**Directions for this task**
Output all lines exactly, with nothing added or dropped.

**Task material**
- - -
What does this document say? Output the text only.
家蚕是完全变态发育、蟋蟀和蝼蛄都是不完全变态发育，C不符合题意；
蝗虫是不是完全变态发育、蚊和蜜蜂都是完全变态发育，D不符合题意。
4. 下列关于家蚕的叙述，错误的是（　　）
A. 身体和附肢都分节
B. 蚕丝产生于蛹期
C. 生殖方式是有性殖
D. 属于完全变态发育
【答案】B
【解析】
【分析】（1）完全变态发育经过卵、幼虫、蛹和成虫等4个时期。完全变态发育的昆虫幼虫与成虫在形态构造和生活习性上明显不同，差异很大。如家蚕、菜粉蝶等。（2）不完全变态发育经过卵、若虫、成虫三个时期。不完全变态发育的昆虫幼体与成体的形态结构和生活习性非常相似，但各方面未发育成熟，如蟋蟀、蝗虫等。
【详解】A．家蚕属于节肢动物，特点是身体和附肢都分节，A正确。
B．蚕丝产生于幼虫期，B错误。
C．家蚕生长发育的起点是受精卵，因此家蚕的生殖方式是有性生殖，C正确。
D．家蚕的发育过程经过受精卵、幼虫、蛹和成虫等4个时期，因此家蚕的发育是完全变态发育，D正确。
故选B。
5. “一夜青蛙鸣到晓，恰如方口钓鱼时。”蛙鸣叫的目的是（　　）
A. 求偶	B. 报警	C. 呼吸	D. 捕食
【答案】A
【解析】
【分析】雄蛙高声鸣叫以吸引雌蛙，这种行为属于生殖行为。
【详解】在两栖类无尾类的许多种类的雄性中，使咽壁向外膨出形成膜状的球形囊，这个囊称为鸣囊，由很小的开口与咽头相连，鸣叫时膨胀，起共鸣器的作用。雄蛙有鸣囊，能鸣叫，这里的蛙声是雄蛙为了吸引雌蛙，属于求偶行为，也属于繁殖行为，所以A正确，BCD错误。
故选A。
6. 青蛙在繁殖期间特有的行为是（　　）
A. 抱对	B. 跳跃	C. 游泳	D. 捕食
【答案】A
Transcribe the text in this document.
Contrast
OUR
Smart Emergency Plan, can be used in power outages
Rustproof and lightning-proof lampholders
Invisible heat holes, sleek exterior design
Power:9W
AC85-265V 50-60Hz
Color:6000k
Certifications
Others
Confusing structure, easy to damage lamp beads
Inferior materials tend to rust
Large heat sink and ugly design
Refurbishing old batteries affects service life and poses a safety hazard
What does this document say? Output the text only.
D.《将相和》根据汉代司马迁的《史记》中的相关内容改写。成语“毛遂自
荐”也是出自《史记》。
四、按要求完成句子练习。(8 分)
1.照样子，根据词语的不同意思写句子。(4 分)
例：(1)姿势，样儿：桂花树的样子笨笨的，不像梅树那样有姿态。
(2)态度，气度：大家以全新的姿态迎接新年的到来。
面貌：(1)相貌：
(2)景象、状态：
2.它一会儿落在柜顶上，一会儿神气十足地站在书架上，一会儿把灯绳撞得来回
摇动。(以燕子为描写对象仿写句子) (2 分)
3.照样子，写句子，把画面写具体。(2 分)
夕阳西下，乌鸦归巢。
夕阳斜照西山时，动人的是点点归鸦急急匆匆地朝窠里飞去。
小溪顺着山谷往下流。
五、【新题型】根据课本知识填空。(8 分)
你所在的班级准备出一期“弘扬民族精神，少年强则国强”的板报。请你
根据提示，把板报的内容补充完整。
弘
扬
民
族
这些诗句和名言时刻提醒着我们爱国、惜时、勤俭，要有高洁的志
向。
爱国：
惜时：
- - -
**Problem solution**
What does this document say? Output the text only.
家蚕是完全变态发育、蟋蟀和蝼蛄都是不完全变态发育，C不符合题意；
蝗虫是不是完全变态发育、蚊和蜜蜂都是完全变态发育，D不符合题意。
4. 下列关于家蚕的叙述，错误的是（　　）
A. 身体和附肢都分节
B. 蚕丝产生于蛹期
C. 生殖方式是有性殖
D. 属于完全变态发育
【答案】B
【解析】
【分析】（1）完全变态发育经过卵、幼虫、蛹和成虫等4个时期。完全变态发育的昆虫幼虫与成虫在形态构造和生活习性上明显不同，差异很大。如家蚕、菜粉蝶等。（2）不完全变态发育经过卵、若虫、成虫三个时期。不完全变态发育的昆虫幼体与成体的形态结构和生活习性非常相似，但各方面未发育成熟，如蟋蟀、蝗虫等。
【详解】A．家蚕属于节肢动物，特点是身体和附肢都分节，A正确。
B．蚕丝产生于幼虫期，B错误。
C．家蚕生长发育的起点是受精卵，因此家蚕的生殖方式是有性生殖，C正确。
D．家蚕的发育过程经过受精卵、幼虫、蛹和成虫等4个时期，因此家蚕的发育是完全变态发育，D正确。
故选B。
5. “一夜青蛙鸣到晓，恰如方口钓鱼时。”蛙鸣叫的目的是（　　）
A. 求偶	B. 报警	C. 呼吸	D. 捕食
【答案】A
【解析】
【分析】雄蛙高声鸣叫以吸引雌蛙，这种行为属于生殖行为。
【详解】在两栖类无尾类的许多种类的雄性中，使咽壁向外膨出形成膜状的球形囊，这个囊称为鸣囊，由很小的开口与咽头相连，鸣叫时膨胀，起共鸣器的作用。雄蛙有鸣囊，能鸣叫，这里的蛙声是雄蛙为了吸引雌蛙，属于求偶行为，也属于繁殖行为，所以A正确，BCD错误。
故选A。
6. 青蛙在繁殖期间特有的行为是（　　）
A. 抱对	B. 跳跃	C. 游泳	D. 捕食
【答案】A
Transcribe the text in this document.
Contrast
OUR
Smart Emergency Plan, can be used in power outages
Rustproof and lightning-proof lampholders
Invisible heat holes, sleek exterior design
Power:9W
AC85-265V 50-60Hz
Color:6000k
Certifications
Others
Confusing structure, easy to damage lamp beads
Inferior materials tend to rust
Large heat sink and ugly design
Refurbishing old batteries affects service life and poses a safety hazard
What does this document say? Output the text only.
D.《将相和》根据汉代司马迁的《史记》中的相关内容改写。成语“毛遂自
荐”也是出自《史记》。
四、按要求完成句子练习。(8 分)
1.照样子，根据词语的不同意思写句子。(4 分)
例：(1)姿势，样儿：桂花树的样子笨笨的，不像梅树那样有姿态。
(2)态度，气度：大家以全新的姿态迎接新年的到来。
面貌：(1)相貌：
(2)景象、状态：
2.它一会儿落在柜顶上，一会儿神气十足地站在书架上，一会儿把灯绳撞得来回
摇动。(以燕子为描写对象仿写句子) (2 分)
3.照样子，写句子，把画面写具体。(2 分)
夕阳西下，乌鸦归巢。
夕阳斜照西山时，动人的是点点归鸦急急匆匆地朝窠里飞去。
小溪顺着山谷往下流。
五、【新题型】根据课本知识填空。(8 分)
你所在的班级准备出一期“弘扬民族精神，少年强则国强”的板报。请你
根据提示，把板报的内容补充完整。
弘
扬
民
族
这些诗句和名言时刻提醒着我们爱国、惜时、勤俭，要有高洁的志
向。
爱国：
惜时：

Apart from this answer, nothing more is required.